* Stated exercise: Copy out the entries exactly, from the first line to the last.

begin

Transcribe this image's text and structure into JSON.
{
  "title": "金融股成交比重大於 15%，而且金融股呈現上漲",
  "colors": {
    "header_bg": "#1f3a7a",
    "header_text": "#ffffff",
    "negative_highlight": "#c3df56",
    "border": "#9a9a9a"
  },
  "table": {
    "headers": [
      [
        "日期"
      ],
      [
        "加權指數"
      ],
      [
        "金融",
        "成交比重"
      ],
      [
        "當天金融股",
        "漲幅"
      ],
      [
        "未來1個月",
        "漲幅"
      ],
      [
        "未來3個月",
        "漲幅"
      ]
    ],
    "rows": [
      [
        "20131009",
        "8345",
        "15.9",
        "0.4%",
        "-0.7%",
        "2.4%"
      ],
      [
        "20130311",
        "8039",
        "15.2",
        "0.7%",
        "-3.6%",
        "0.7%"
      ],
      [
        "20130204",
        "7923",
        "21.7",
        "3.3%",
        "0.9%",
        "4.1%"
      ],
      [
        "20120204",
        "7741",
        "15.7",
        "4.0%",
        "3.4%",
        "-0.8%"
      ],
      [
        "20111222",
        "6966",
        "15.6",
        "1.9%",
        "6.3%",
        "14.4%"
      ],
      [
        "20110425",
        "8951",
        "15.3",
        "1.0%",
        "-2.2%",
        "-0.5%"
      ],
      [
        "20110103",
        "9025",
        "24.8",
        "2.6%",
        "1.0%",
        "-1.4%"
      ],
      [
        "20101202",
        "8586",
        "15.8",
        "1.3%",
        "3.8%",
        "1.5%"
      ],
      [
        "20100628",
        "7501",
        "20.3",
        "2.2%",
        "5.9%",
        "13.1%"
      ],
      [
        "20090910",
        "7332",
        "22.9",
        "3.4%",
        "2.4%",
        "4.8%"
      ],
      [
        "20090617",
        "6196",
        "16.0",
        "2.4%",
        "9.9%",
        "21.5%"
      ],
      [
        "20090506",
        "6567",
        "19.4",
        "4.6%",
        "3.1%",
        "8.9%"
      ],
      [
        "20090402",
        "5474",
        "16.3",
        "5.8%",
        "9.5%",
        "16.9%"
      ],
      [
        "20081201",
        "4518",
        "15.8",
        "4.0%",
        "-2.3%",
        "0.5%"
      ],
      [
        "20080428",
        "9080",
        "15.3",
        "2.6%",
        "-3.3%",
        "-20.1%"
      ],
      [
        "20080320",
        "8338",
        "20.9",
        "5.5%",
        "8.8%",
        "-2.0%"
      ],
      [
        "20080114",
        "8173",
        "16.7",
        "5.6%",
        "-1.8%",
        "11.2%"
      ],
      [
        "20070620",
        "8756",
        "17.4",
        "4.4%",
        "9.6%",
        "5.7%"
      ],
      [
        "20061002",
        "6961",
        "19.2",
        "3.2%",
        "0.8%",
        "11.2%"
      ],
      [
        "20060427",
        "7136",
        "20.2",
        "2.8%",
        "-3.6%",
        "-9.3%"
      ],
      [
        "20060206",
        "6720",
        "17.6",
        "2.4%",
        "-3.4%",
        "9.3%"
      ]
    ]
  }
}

end

* Written reply:
Transcribe this image's text and structure into JSON.
{
  "title": "金融股成交比重大於 15%，而且金融股呈現上漲",
  "colors": {
    "header_bg": "#1f3a7a",
    "header_text": "#ffffff",
    "negative_highlight": "#c3df56",
    "border": "#9a9a9a"
  },
  "table": {
    "headers": [
      [
        "日期"
      ],
      [
        "加權指數"
      ],
      [
        "金融",
        "成交比重"
      ],
      [
        "當天金融股",
        "漲幅"
      ],
      [
        "未來1個月",
        "漲幅"
      ],
      [
        "未來3個月",
        "漲幅"
      ]
    ],
    "rows": [
      [
        "20131009",
        "8345",
        "15.9",
        "0.4%",
        "-0.7%",
        "2.4%"
      ],
      [
        "20130311",
        "8039",
        "15.2",
        "0.7%",
        "-3.6%",
        "0.7%"
      ],
      [
        "20130204",
        "7923",
        "21.7",
        "3.3%",
        "0.9%",
        "4.1%"
      ],
      [
        "20120204",
        "7741",
        "15.7",
        "4.0%",
        "3.4%",
        "-0.8%"
      ],
      [
        "20111222",
        "6966",
        "15.6",
        "1.9%",
        "6.3%",
        "14.4%"
      ],
      [
        "20110425",
        "8951",
        "15.3",
        "1.0%",
        "-2.2%",
        "-0.5%"
      ],
      [
        "20110103",
        "9025",
        "24.8",
        "2.6%",
        "1.0%",
        "-1.4%"
      ],
      [
        "20101202",
        "8586",
        "15.8",
        "1.3%",
        "3.8%",
        "1.5%"
      ],
      [
        "20100628",
        "7501",
        "20.3",
        "2.2%",
        "5.9%",
        "13.1%"
      ],
      [
        "20090910",
        "7332",
        "22.9",
        "3.4%",
        "2.4%",
        "4.8%"
      ],
      [
        "20090617",
        "6196",
        "16.0",
        "2.4%",
        "9.9%",
        "21.5%"
      ],
      [
        "20090506",
        "6567",
        "19.4",
        "4.6%",
        "3.1%",
        "8.9%"
      ],
      [
        "20090402",
        "5474",
        "16.3",
        "5.8%",
        "9.5%",
        "16.9%"
      ],
      [
        "20081201",
        "4518",
        "15.8",
        "4.0%",
        "-2.3%",
        "0.5%"
      ],
      [
        "20080428",
        "9080",
        "15.3",
        "2.6%",
        "-3.3%",
        "-20.1%"
      ],
      [
        "20080320",
        "8338",
        "20.9",
        "5.5%",
        "8.8%",
        "-2.0%"
      ],
      [
        "20080114",
        "8173",
        "16.7",
        "5.6%",
        "-1.8%",
        "11.2%"
      ],
      [
        "20070620",
        "8756",
        "17.4",
        "4.4%",
        "9.6%",
        "5.7%"
      ],
      [
        "20061002",
        "6961",
        "19.2",
        "3.2%",
        "0.8%",
        "11.2%"
      ],
      [
        "20060427",
        "7136",
        "20.2",
        "2.8%",
        "-3.6%",
        "-9.3%"
      ],
      [
        "20060206",
        "6720",
        "17.6",
        "2.4%",
        "-3.4%",
        "9.3%"
      ]
    ]
  }
}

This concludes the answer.